Requirements: Find every line in the material that contains the word "Ortigaranea" and copy each of those lines.

Exercise materials:

## START

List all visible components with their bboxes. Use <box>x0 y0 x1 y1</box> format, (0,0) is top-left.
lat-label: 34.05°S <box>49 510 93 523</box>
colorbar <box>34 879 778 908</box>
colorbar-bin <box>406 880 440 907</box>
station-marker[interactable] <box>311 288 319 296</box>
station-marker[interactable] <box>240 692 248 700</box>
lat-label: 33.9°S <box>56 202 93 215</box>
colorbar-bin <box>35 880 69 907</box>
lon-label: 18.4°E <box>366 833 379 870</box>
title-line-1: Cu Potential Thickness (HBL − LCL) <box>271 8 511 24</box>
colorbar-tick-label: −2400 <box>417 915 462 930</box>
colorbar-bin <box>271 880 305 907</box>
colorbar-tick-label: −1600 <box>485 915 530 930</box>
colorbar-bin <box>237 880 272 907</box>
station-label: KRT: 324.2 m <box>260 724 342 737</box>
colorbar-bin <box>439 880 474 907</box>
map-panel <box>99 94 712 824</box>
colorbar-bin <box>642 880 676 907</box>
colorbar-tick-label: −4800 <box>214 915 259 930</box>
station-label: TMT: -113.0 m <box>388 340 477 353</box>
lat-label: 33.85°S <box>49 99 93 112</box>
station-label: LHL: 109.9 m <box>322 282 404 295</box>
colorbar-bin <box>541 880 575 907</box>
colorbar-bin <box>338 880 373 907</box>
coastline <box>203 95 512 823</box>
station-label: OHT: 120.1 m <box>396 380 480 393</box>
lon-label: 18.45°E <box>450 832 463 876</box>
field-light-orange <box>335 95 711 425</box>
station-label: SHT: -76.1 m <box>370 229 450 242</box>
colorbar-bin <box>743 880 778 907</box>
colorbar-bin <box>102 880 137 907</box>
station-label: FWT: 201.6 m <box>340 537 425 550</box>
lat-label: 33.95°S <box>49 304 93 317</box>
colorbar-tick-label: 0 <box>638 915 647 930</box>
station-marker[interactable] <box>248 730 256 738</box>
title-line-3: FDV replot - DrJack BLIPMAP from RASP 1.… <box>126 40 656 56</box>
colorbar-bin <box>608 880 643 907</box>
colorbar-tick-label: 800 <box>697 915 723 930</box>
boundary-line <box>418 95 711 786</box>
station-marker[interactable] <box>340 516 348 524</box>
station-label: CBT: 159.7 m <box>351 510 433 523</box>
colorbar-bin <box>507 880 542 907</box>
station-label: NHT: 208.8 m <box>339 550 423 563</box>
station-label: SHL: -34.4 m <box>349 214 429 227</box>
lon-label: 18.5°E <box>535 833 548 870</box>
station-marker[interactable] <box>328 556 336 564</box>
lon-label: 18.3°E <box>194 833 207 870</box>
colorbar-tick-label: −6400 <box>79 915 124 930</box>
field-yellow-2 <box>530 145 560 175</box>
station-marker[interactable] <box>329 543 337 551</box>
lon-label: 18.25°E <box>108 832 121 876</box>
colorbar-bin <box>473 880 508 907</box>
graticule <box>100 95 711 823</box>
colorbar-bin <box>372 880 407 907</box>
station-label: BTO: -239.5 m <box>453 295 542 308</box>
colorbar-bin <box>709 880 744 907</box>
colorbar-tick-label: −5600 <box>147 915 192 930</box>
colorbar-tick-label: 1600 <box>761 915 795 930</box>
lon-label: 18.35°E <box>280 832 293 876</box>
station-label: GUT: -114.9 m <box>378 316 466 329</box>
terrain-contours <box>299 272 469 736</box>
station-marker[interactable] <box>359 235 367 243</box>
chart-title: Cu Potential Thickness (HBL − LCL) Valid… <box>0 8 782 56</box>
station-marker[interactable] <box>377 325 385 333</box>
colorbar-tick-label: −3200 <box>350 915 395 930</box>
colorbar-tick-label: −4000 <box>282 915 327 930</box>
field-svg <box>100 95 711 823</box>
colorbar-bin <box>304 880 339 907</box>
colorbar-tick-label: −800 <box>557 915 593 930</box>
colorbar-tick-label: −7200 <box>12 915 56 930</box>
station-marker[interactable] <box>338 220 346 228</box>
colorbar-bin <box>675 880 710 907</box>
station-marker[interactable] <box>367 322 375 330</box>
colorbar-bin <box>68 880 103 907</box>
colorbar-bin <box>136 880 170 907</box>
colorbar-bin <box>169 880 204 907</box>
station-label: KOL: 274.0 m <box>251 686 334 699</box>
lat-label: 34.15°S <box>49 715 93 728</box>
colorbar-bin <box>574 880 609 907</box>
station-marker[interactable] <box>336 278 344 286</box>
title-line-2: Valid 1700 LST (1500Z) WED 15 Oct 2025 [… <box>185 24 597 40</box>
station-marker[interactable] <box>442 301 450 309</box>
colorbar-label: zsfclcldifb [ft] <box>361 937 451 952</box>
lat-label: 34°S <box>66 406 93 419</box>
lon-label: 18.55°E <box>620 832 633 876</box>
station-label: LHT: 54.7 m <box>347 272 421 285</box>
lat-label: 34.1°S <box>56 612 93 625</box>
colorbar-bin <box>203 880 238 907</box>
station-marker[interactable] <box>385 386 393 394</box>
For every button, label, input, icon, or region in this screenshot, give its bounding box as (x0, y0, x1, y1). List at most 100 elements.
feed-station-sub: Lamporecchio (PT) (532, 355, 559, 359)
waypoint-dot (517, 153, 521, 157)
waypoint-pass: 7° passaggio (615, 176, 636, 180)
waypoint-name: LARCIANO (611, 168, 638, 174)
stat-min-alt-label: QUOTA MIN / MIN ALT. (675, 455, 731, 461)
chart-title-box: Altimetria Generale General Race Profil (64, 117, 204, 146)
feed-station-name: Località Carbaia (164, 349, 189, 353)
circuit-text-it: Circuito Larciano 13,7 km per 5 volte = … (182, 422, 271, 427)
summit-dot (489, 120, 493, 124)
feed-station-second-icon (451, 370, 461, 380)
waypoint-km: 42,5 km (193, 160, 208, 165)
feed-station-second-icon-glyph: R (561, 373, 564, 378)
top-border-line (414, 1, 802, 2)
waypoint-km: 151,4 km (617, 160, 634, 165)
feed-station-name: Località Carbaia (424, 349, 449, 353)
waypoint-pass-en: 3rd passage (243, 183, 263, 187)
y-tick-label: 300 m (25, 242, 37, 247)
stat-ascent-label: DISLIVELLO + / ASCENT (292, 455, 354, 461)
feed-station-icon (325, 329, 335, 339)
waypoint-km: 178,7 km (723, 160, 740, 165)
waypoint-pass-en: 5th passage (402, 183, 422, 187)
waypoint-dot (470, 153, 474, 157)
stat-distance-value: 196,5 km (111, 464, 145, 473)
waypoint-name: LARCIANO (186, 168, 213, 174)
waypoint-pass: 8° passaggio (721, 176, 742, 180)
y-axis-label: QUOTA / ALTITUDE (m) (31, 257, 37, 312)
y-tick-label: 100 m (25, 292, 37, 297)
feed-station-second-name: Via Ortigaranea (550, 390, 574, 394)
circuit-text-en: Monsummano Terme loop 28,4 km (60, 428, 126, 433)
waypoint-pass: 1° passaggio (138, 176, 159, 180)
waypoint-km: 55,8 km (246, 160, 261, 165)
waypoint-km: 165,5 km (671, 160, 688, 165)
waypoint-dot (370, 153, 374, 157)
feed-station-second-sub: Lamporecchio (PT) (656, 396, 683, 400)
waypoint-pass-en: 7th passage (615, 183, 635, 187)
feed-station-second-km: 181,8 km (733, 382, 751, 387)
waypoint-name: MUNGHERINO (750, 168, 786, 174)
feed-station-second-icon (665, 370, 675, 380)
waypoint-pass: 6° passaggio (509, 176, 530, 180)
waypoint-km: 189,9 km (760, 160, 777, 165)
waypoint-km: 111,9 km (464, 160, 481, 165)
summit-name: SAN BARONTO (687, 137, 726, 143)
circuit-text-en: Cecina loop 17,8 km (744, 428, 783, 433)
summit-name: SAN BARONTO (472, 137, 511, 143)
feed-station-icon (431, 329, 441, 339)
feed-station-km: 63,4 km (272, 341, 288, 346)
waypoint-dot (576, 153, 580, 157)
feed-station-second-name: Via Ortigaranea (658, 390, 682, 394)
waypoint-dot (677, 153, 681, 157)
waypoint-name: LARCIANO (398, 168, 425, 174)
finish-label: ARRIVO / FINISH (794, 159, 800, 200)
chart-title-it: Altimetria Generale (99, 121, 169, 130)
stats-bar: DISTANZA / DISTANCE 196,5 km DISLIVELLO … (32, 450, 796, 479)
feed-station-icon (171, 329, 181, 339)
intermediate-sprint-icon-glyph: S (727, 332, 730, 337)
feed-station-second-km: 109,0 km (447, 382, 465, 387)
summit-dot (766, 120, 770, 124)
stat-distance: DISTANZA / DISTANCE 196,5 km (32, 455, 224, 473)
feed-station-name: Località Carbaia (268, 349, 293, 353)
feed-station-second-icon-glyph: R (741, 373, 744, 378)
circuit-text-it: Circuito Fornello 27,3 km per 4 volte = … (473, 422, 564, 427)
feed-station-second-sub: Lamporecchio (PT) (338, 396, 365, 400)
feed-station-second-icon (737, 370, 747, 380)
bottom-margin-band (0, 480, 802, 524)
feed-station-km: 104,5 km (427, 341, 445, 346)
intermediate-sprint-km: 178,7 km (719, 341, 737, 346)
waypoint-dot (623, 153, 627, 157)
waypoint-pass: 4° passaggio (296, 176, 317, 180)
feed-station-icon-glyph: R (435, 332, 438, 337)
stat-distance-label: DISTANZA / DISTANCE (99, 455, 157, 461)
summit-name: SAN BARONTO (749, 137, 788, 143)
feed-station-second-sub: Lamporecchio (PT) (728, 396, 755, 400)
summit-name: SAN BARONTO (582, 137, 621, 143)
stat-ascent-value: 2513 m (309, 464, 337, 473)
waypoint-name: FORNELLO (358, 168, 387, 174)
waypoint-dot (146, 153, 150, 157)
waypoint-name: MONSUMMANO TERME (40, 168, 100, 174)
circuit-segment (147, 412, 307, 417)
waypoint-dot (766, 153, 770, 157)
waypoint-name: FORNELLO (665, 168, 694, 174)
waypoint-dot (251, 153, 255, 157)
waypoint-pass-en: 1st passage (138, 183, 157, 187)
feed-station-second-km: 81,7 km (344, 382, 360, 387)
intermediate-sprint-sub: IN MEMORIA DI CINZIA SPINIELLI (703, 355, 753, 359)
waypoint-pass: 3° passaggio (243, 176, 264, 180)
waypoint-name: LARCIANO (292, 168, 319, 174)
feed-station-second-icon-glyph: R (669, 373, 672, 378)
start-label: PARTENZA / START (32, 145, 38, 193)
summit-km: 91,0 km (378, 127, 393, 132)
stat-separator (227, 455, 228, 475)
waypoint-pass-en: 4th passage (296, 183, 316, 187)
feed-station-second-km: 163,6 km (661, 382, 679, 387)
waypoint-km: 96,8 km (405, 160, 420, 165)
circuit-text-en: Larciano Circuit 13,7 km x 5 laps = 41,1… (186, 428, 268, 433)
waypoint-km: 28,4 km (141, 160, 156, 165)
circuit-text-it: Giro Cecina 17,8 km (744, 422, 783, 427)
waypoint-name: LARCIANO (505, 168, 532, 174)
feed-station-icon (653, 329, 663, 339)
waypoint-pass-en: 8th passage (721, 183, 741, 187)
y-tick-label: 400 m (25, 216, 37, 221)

## END

Expected output:
feed-station-second-name: Via Ortigaranea (550, 390, 574, 394)
feed-station-second-name: Via Ortigaranea (658, 390, 682, 394)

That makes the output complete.